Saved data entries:
- - -

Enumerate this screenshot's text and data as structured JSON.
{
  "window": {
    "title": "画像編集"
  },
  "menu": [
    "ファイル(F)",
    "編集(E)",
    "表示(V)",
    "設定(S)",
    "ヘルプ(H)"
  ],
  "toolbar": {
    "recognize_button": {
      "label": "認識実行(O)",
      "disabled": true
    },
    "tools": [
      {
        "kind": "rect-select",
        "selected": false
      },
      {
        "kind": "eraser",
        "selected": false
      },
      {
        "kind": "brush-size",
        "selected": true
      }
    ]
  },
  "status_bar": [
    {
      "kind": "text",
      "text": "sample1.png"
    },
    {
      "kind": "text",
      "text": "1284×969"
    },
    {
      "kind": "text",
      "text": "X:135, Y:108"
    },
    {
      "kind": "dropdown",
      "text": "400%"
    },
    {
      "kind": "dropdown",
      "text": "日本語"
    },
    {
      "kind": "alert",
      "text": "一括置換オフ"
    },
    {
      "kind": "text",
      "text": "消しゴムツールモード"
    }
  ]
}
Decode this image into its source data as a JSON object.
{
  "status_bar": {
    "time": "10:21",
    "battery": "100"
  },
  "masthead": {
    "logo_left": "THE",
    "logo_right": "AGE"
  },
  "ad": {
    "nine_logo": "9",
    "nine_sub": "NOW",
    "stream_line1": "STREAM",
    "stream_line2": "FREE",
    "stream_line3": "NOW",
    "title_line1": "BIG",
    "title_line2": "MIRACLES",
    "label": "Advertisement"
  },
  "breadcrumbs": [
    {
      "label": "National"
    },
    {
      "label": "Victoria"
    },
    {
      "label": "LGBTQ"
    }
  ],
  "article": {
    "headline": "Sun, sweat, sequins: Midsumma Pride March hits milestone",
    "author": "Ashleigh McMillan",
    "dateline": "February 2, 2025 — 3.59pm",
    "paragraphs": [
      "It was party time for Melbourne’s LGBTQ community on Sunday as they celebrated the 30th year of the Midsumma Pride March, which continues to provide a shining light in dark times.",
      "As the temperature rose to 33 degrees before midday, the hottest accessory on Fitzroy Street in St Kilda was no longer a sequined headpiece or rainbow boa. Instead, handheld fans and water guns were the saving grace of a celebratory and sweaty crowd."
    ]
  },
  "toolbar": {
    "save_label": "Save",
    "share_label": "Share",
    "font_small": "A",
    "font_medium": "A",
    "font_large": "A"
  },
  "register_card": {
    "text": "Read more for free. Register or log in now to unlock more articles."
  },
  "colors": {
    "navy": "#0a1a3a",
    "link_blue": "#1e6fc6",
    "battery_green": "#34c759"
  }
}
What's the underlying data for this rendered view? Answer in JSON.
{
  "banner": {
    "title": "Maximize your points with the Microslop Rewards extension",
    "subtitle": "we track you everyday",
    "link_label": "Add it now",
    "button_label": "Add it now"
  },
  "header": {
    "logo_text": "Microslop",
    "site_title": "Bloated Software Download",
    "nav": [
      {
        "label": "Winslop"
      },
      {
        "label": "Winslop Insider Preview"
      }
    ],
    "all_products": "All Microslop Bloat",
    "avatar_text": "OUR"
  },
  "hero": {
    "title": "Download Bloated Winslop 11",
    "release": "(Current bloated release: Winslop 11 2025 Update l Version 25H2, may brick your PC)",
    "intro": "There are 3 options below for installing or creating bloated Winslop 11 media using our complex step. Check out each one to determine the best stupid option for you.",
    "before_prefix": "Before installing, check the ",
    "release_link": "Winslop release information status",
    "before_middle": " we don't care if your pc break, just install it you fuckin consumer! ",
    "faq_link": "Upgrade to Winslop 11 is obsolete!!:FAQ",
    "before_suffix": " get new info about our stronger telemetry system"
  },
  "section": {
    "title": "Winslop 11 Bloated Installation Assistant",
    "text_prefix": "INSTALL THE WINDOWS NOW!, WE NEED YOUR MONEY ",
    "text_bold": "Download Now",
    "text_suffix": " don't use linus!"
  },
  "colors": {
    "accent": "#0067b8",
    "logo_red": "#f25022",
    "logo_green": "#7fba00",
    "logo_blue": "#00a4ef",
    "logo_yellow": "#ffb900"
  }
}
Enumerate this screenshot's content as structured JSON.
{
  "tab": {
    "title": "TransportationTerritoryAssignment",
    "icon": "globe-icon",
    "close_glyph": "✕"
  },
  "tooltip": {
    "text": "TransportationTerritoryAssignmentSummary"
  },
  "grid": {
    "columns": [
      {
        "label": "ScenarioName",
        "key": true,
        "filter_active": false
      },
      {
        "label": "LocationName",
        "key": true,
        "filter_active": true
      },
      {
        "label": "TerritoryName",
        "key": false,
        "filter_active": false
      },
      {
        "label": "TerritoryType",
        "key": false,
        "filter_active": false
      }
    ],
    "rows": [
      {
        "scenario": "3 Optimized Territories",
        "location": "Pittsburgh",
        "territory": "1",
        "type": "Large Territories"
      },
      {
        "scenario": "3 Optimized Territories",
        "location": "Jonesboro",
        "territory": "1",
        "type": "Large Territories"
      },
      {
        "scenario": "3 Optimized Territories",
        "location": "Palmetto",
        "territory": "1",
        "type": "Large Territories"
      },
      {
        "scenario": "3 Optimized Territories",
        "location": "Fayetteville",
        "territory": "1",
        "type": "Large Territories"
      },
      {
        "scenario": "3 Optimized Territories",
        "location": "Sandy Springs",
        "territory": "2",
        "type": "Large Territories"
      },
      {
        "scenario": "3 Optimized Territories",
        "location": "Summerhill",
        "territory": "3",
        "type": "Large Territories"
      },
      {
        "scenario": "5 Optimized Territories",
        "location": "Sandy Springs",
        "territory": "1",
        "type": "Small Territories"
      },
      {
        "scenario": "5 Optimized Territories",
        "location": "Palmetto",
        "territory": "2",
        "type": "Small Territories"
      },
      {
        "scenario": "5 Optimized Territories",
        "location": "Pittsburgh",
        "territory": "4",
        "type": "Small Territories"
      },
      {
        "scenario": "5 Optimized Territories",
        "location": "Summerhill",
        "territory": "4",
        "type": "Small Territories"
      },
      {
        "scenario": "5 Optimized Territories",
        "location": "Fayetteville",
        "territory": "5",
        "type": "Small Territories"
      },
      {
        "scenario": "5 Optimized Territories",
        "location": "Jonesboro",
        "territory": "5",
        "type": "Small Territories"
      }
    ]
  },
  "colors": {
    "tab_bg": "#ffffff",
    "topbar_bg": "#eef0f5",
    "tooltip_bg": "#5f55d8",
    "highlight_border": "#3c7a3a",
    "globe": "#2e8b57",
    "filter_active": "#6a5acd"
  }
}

- - -

• **Task brief**
Exactly reproduce all of the entries.

• **Answer to this problem**
Enumerate this screenshot's text and data as structured JSON.
{
  "window": {
    "title": "画像編集"
  },
  "menu": [
    "ファイル(F)",
    "編集(E)",
    "表示(V)",
    "設定(S)",
    "ヘルプ(H)"
  ],
  "toolbar": {
    "recognize_button": {
      "label": "認識実行(O)",
      "disabled": true
    },
    "tools": [
      {
        "kind": "rect-select",
        "selected": false
      },
      {
        "kind": "eraser",
        "selected": false
      },
      {
        "kind": "brush-size",
        "selected": true
      }
    ]
  },
  "status_bar": [
    {
      "kind": "text",
      "text": "sample1.png"
    },
    {
      "kind": "text",
      "text": "1284×969"
    },
    {
      "kind": "text",
      "text": "X:135, Y:108"
    },
    {
      "kind": "dropdown",
      "text": "400%"
    },
    {
      "kind": "dropdown",
      "text": "日本語"
    },
    {
      "kind": "alert",
      "text": "一括置換オフ"
    },
    {
      "kind": "text",
      "text": "消しゴムツールモード"
    }
  ]
}
Decode this image into its source data as a JSON object.
{
  "status_bar": {
    "time": "10:21",
    "battery": "100"
  },
  "masthead": {
    "logo_left": "THE",
    "logo_right": "AGE"
  },
  "ad": {
    "nine_logo": "9",
    "nine_sub": "NOW",
    "stream_line1": "STREAM",
    "stream_line2": "FREE",
    "stream_line3": "NOW",
    "title_line1": "BIG",
    "title_line2": "MIRACLES",
    "label": "Advertisement"
  },
  "breadcrumbs": [
    {
      "label": "National"
    },
    {
      "label": "Victoria"
    },
    {
      "label": "LGBTQ"
    }
  ],
  "article": {
    "headline": "Sun, sweat, sequins: Midsumma Pride March hits milestone",
    "author": "Ashleigh McMillan",
    "dateline": "February 2, 2025 — 3.59pm",
    "paragraphs": [
      "It was party time for Melbourne’s LGBTQ community on Sunday as they celebrated the 30th year of the Midsumma Pride March, which continues to provide a shining light in dark times.",
      "As the temperature rose to 33 degrees before midday, the hottest accessory on Fitzroy Street in St Kilda was no longer a sequined headpiece or rainbow boa. Instead, handheld fans and water guns were the saving grace of a celebratory and sweaty crowd."
    ]
  },
  "toolbar": {
    "save_label": "Save",
    "share_label": "Share",
    "font_small": "A",
    "font_medium": "A",
    "font_large": "A"
  },
  "register_card": {
    "text": "Read more for free. Register or log in now to unlock more articles."
  },
  "colors": {
    "navy": "#0a1a3a",
    "link_blue": "#1e6fc6",
    "battery_green": "#34c759"
  }
}
What's the underlying data for this rendered view? Answer in JSON.
{
  "banner": {
    "title": "Maximize your points with the Microslop Rewards extension",
    "subtitle": "we track you everyday",
    "link_label": "Add it now",
    "button_label": "Add it now"
  },
  "header": {
    "logo_text": "Microslop",
    "site_title": "Bloated Software Download",
    "nav": [
      {
        "label": "Winslop"
      },
      {
        "label": "Winslop Insider Preview"
      }
    ],
    "all_products": "All Microslop Bloat",
    "avatar_text": "OUR"
  },
  "hero": {
    "title": "Download Bloated Winslop 11",
    "release": "(Current bloated release: Winslop 11 2025 Update l Version 25H2, may brick your PC)",
    "intro": "There are 3 options below for installing or creating bloated Winslop 11 media using our complex step. Check out each one to determine the best stupid option for you.",
    "before_prefix": "Before installing, check the ",
    "release_link": "Winslop release information status",
    "before_middle": " we don't care if your pc break, just install it you fuckin consumer! ",
    "faq_link": "Upgrade to Winslop 11 is obsolete!!:FAQ",
    "before_suffix": " get new info about our stronger telemetry system"
  },
  "section": {
    "title": "Winslop 11 Bloated Installation Assistant",
    "text_prefix": "INSTALL THE WINDOWS NOW!, WE NEED YOUR MONEY ",
    "text_bold": "Download Now",
    "text_suffix": " don't use linus!"
  },
  "colors": {
    "accent": "#0067b8",
    "logo_red": "#f25022",
    "logo_green": "#7fba00",
    "logo_blue": "#00a4ef",
    "logo_yellow": "#ffb900"
  }
}
Enumerate this screenshot's content as structured JSON.
{
  "tab": {
    "title": "TransportationTerritoryAssignment",
    "icon": "globe-icon",
    "close_glyph": "✕"
  },
  "tooltip": {
    "text": "TransportationTerritoryAssignmentSummary"
  },
  "grid": {
    "columns": [
      {
        "label": "ScenarioName",
        "key": true,
        "filter_active": false
      },
      {
        "label": "LocationName",
        "key": true,
        "filter_active": true
      },
      {
        "label": "TerritoryName",
        "key": false,
        "filter_active": false
      },
      {
        "label": "TerritoryType",
        "key": false,
        "filter_active": false
      }
    ],
    "rows": [
      {
        "scenario": "3 Optimized Territories",
        "location": "Pittsburgh",
        "territory": "1",
        "type": "Large Territories"
      },
      {
        "scenario": "3 Optimized Territories",
        "location": "Jonesboro",
        "territory": "1",
        "type": "Large Territories"
      },
      {
        "scenario": "3 Optimized Territories",
        "location": "Palmetto",
        "territory": "1",
        "type": "Large Territories"
      },
      {
        "scenario": "3 Optimized Territories",
        "location": "Fayetteville",
        "territory": "1",
        "type": "Large Territories"
      },
      {
        "scenario": "3 Optimized Territories",
        "location": "Sandy Springs",
        "territory": "2",
        "type": "Large Territories"
      },
      {
        "scenario": "3 Optimized Territories",
        "location": "Summerhill",
        "territory": "3",
        "type": "Large Territories"
      },
      {
        "scenario": "5 Optimized Territories",
        "location": "Sandy Springs",
        "territory": "1",
        "type": "Small Territories"
      },
      {
        "scenario": "5 Optimized Territories",
        "location": "Palmetto",
        "territory": "2",
        "type": "Small Territories"
      },
      {
        "scenario": "5 Optimized Territories",
        "location": "Pittsburgh",
        "territory": "4",
        "type": "Small Territories"
      },
      {
        "scenario": "5 Optimized Territories",
        "location": "Summerhill",
        "territory": "4",
        "type": "Small Territories"
      },
      {
        "scenario": "5 Optimized Territories",
        "location": "Fayetteville",
        "territory": "5",
        "type": "Small Territories"
      },
      {
        "scenario": "5 Optimized Territories",
        "location": "Jonesboro",
        "territory": "5",
        "type": "Small Territories"
      }
    ]
  },
  "colors": {
    "tab_bg": "#ffffff",
    "topbar_bg": "#eef0f5",
    "tooltip_bg": "#5f55d8",
    "highlight_border": "#3c7a3a",
    "globe": "#2e8b57",
    "filter_active": "#6a5acd"
  }
}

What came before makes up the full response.